── Supplied data ──
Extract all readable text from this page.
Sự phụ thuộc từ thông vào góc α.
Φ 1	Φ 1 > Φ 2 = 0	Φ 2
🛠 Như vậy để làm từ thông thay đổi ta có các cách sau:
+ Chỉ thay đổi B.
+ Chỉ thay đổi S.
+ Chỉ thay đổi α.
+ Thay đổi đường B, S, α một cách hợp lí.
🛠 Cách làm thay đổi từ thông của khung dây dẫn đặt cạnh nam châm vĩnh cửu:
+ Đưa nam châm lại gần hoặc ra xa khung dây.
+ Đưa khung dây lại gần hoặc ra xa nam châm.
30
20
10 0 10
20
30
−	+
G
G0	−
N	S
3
───
Brief:
Copy all lines above containing the string "hoặc".

Response:
+ Đưa nam châm lại gần hoặc ra xa khung dây.
+ Đưa khung dây lại gần hoặc ra xa nam châm.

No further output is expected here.